Exercise aim: In the copy, include every entry exactly but none of the images.

Provided records:
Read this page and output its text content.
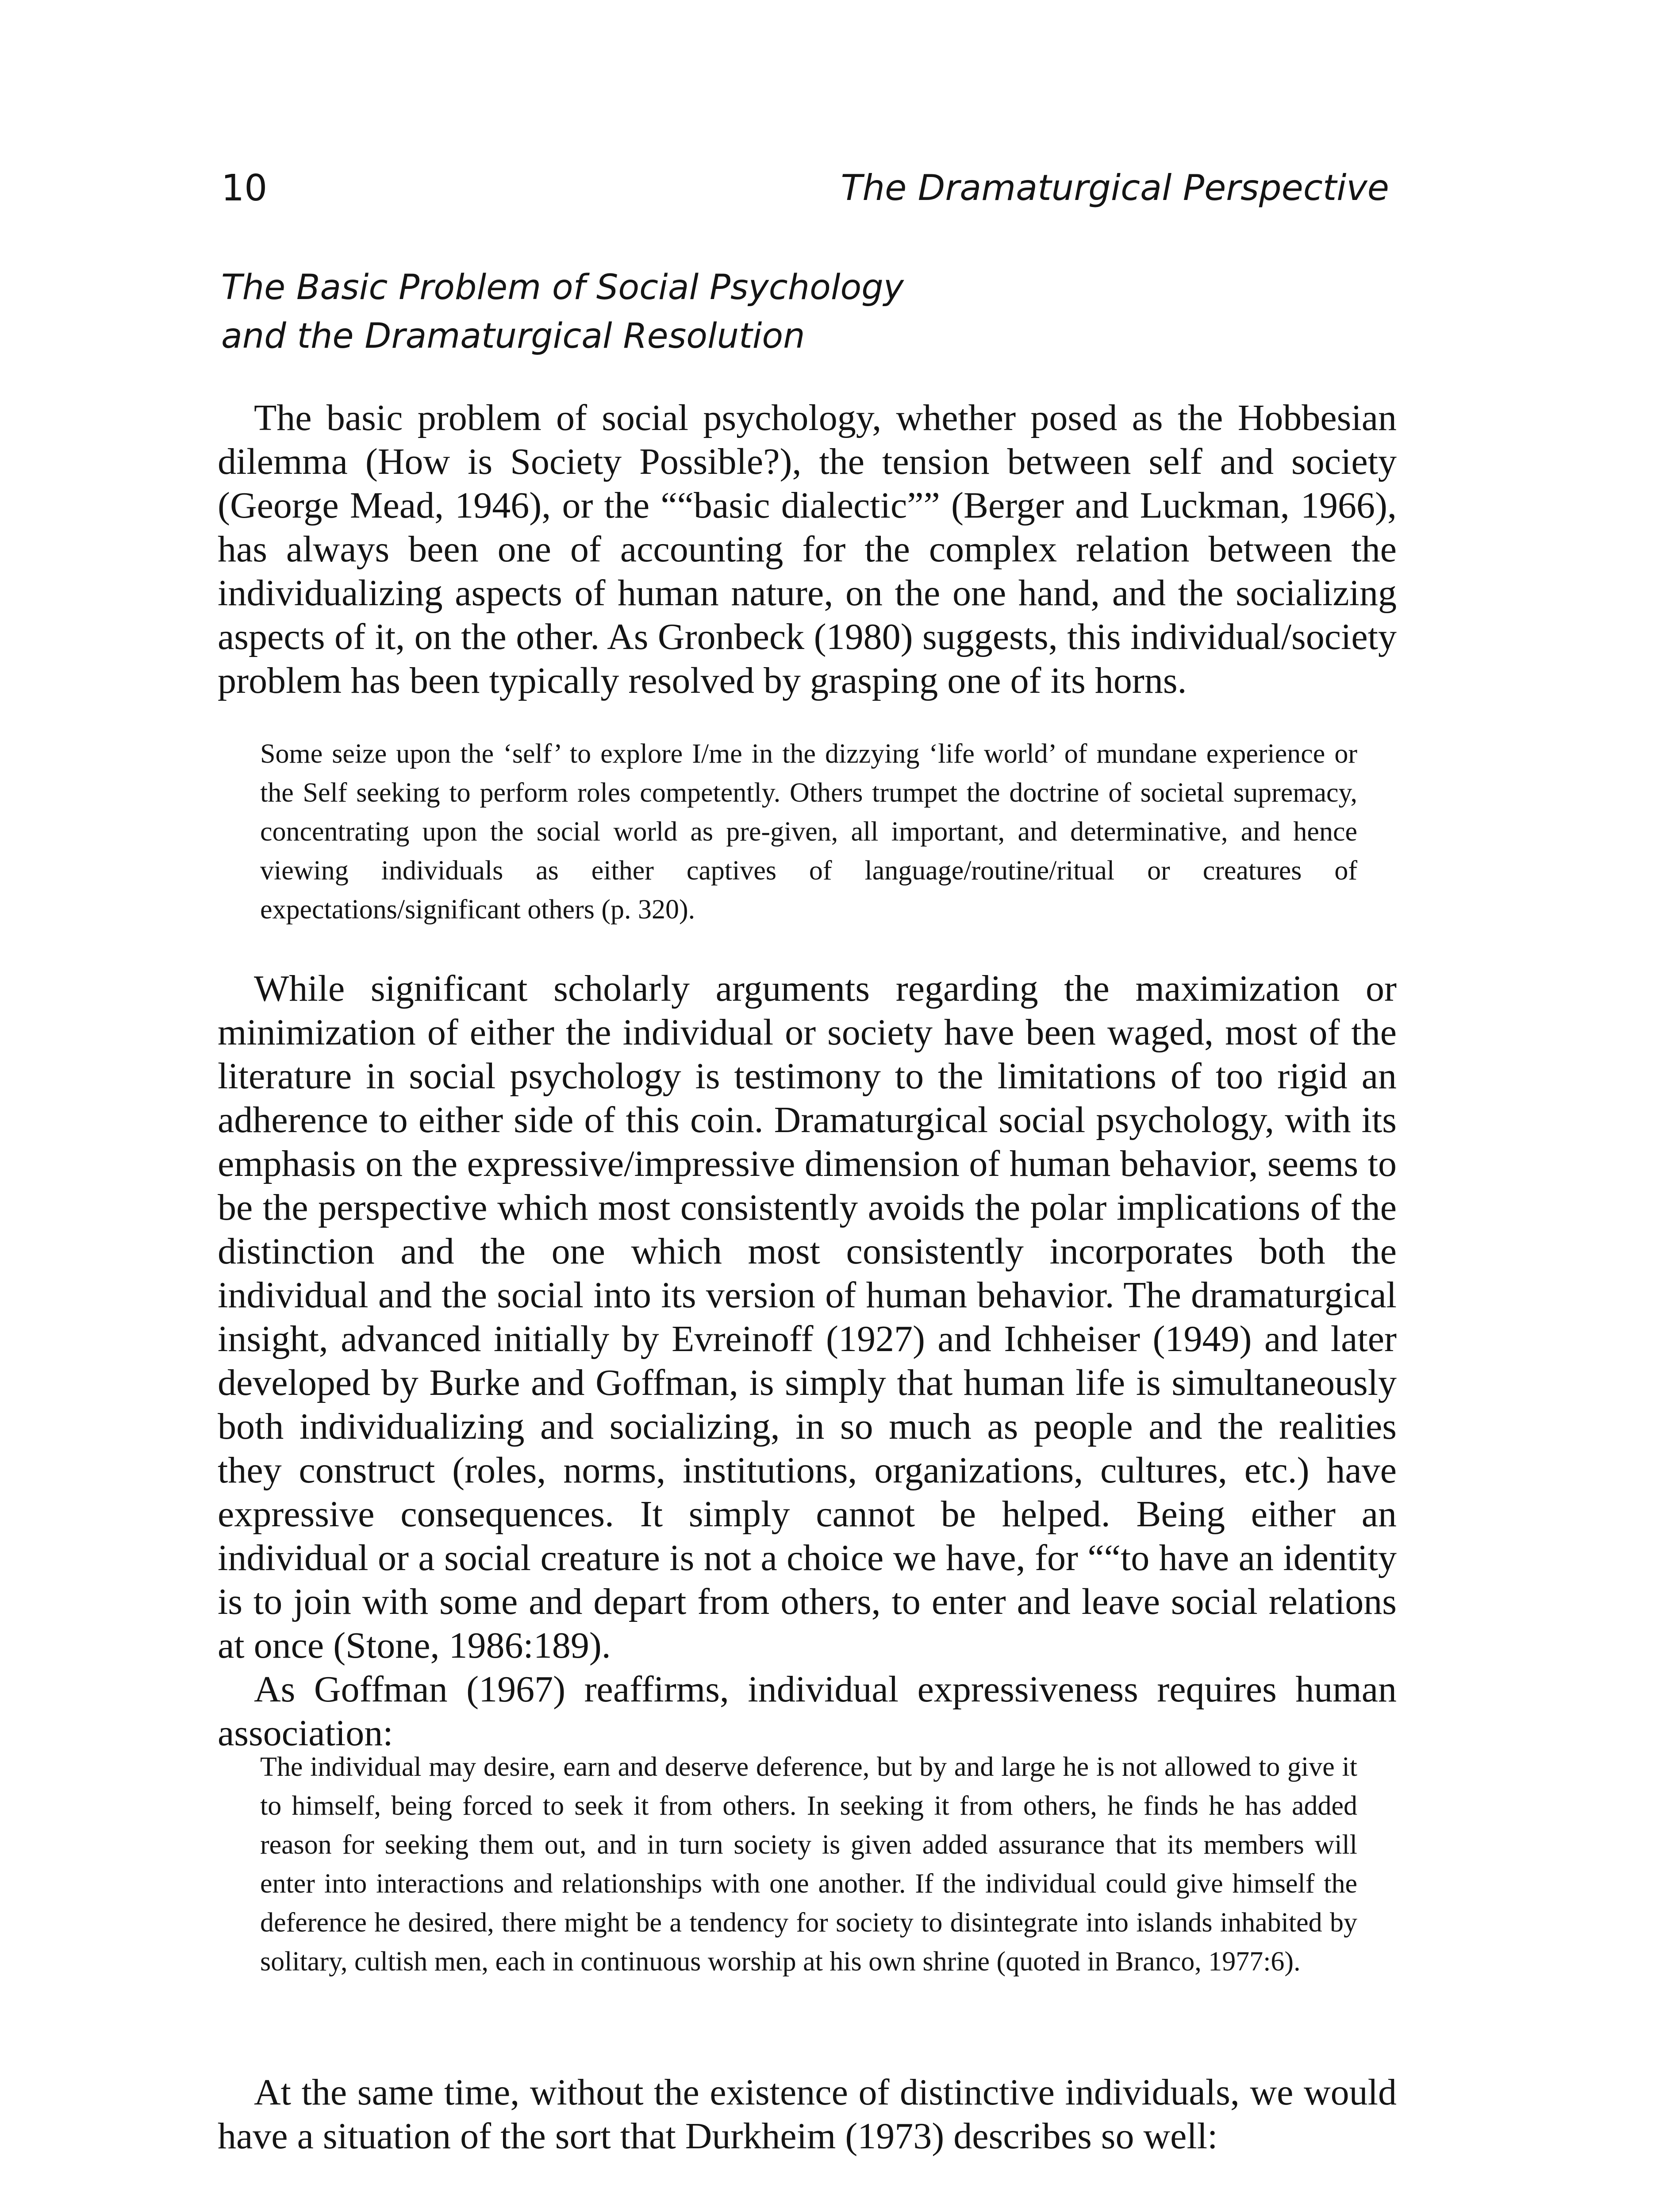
10	The Dramaturgical Perspective
The Basic Problem of Social Psychology
and the Dramaturgical Resolution

The basic problem of social psychology, whether posed as the Hobbesian dilemma (How is Society Possible?), the tension between self and society (George Mead, 1946), or the ““basic dialectic”” (Berger and Luckman, 1966), has always been one of accounting for the complex relation between the individualizing aspects of human nature, on the one hand, and the socializing aspects of it, on the other. As Gronbeck (1980) suggests, this individual/society problem has been typically resolved by grasping one of its horns.

Some seize upon the ‘self’ to explore I/me in the dizzying ‘life world’ of mundane experience or the Self seeking to perform roles competently. Others trumpet the doctrine of societal supremacy, concentrating upon the social world as pre-given, all important, and determinative, and hence viewing individuals as either captives of language/routine/ritual or creatures of expectations/significant others (p. 320).

While significant scholarly arguments regarding the maximization or minimization of either the individual or society have been waged, most of the literature in social psychology is testimony to the limitations of too rigid an adherence to either side of this coin. Dramaturgical social psychology, with its emphasis on the expressive/impressive dimension of human behavior, seems to be the perspective which most consistently avoids the polar implications of the distinction and the one which most consistently incorporates both the individual and the social into its version of human behavior. The dramaturgical insight, advanced initially by Evreinoff (1927) and Ichheiser (1949) and later developed by Burke and Goffman, is simply that human life is simultaneously both individualizing and socializing, in so much as people and the realities they construct (roles, norms, institutions, organizations, cultures, etc.) have expressive consequences. It simply cannot be helped. Being either an individual or a social creature is not a choice we have, for ““to have an identity is to join with some and depart from others, to enter and leave social relations at once (Stone, 1986:189).

As Goffman (1967) reaffirms, individual expressiveness requires human association:

The individual may desire, earn and deserve deference, but by and large he is not allowed to give it to himself, being forced to seek it from others. In seeking it from others, he finds he has added reason for seeking them out, and in turn society is given added assurance that its members will enter into interactions and relationships with one another. If the individual could give himself the deference he desired, there might be a tendency for society to disintegrate into islands inhabited by solitary, cultish men, each in continuous worship at his own shrine (quoted in Branco, 1977:6).

At the same time, without the existence of distinctive individuals, we would have a situation of the sort that Durkheim (1973) describes so well:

Full response:
Read this page and output its text content.
10	The Dramaturgical Perspective
The Basic Problem of Social Psychology
and the Dramaturgical Resolution

The basic problem of social psychology, whether posed as the Hobbesian dilemma (How is Society Possible?), the tension between self and society (George Mead, 1946), or the ““basic dialectic”” (Berger and Luckman, 1966), has always been one of accounting for the complex relation between the individualizing aspects of human nature, on the one hand, and the socializing aspects of it, on the other. As Gronbeck (1980) suggests, this individual/society problem has been typically resolved by grasping one of its horns.

Some seize upon the ‘self’ to explore I/me in the dizzying ‘life world’ of mundane experience or the Self seeking to perform roles competently. Others trumpet the doctrine of societal supremacy, concentrating upon the social world as pre-given, all important, and determinative, and hence viewing individuals as either captives of language/routine/ritual or creatures of expectations/significant others (p. 320).

While significant scholarly arguments regarding the maximization or minimization of either the individual or society have been waged, most of the literature in social psychology is testimony to the limitations of too rigid an adherence to either side of this coin. Dramaturgical social psychology, with its emphasis on the expressive/impressive dimension of human behavior, seems to be the perspective which most consistently avoids the polar implications of the distinction and the one which most consistently incorporates both the individual and the social into its version of human behavior. The dramaturgical insight, advanced initially by Evreinoff (1927) and Ichheiser (1949) and later developed by Burke and Goffman, is simply that human life is simultaneously both individualizing and socializing, in so much as people and the realities they construct (roles, norms, institutions, organizations, cultures, etc.) have expressive consequences. It simply cannot be helped. Being either an individual or a social creature is not a choice we have, for ““to have an identity is to join with some and depart from others, to enter and leave social relations at once (Stone, 1986:189).

As Goffman (1967) reaffirms, individual expressiveness requires human association:

The individual may desire, earn and deserve deference, but by and large he is not allowed to give it to himself, being forced to seek it from others. In seeking it from others, he finds he has added reason for seeking them out, and in turn society is given added assurance that its members will enter into interactions and relationships with one another. If the individual could give himself the deference he desired, there might be a tendency for society to disintegrate into islands inhabited by solitary, cultish men, each in continuous worship at his own shrine (quoted in Branco, 1977:6).

At the same time, without the existence of distinctive individuals, we would have a situation of the sort that Durkheim (1973) describes so well:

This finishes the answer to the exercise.